Set task: Write out all the entries word for word and omit any pictures.

— Begin —

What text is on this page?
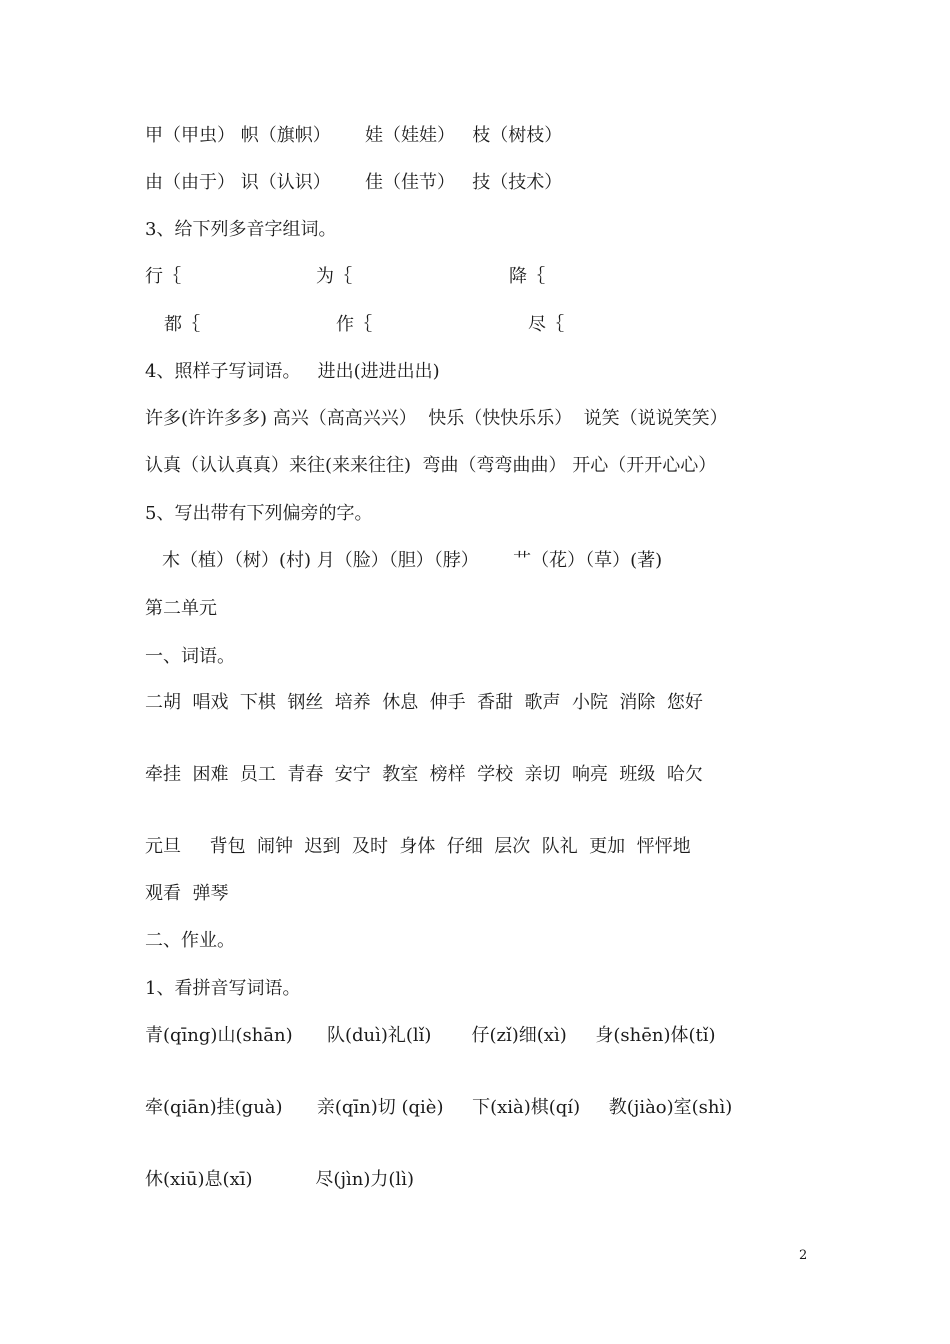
甲（甲虫） 帜（旗帜）      娃（娃娃）   枝（树枝）
由（由于） 识（认识）      佳（佳节）   技（技术）
3、给下列多音字组词。
行｛	为｛	降｛
都｛	作｛	尽｛
4、照样子写词语。   进出(进进出出)
许多(许许多多) 高兴（高高兴兴）  快乐（快快乐乐）  说笑（说说笑笑）
认真（认认真真）来往(来来往往)  弯曲（弯弯曲曲） 开心（开开心心）
5、写出带有下列偏旁的字。
木（植）（树）(村) 月（脸）（胆）（脖）      艹（花）（草）(著)
第二单元
一、词语。
二胡  唱戏  下棋  钢丝  培养  休息  伸手  香甜  歌声  小院  消除  您好
牵挂  困难  员工  青春  安宁  教室  榜样  学校  亲切  响亮  班级  哈欠
元旦     背包  闹钟  迟到  及时  身体  仔细  层次  队礼  更加  怦怦地
观看  弹琴
二、作业。
1、看拼音写词语。
青(qīng)山(shān)      队(duì)礼(lǐ)       仔(zǐ)细(xì)     身(shēn)体(tǐ)
牵(qiān)挂(guà)      亲(qīn)切 (qiè)     下(xià)棋(qí)     教(jiào)室(shì)
休(xiū)息(xī)           尽(jìn)力(lì)
2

— End —

Answer for the task:
What text is on this page?
甲（甲虫） 帜（旗帜）      娃（娃娃）   枝（树枝）
由（由于） 识（认识）      佳（佳节）   技（技术）
3、给下列多音字组词。
行｛	为｛	降｛
都｛	作｛	尽｛
4、照样子写词语。   进出(进进出出)
许多(许许多多) 高兴（高高兴兴）  快乐（快快乐乐）  说笑（说说笑笑）
认真（认认真真）来往(来来往往)  弯曲（弯弯曲曲） 开心（开开心心）
5、写出带有下列偏旁的字。
木（植）（树）(村) 月（脸）（胆）（脖）      艹（花）（草）(著)
第二单元
一、词语。
二胡  唱戏  下棋  钢丝  培养  休息  伸手  香甜  歌声  小院  消除  您好
牵挂  困难  员工  青春  安宁  教室  榜样  学校  亲切  响亮  班级  哈欠
元旦     背包  闹钟  迟到  及时  身体  仔细  层次  队礼  更加  怦怦地
观看  弹琴
二、作业。
1、看拼音写词语。
青(qīng)山(shān)      队(duì)礼(lǐ)       仔(zǐ)细(xì)     身(shēn)体(tǐ)
牵(qiān)挂(guà)      亲(qīn)切 (qiè)     下(xià)棋(qí)     教(jiào)室(shì)
休(xiū)息(xī)           尽(jìn)力(lì)
2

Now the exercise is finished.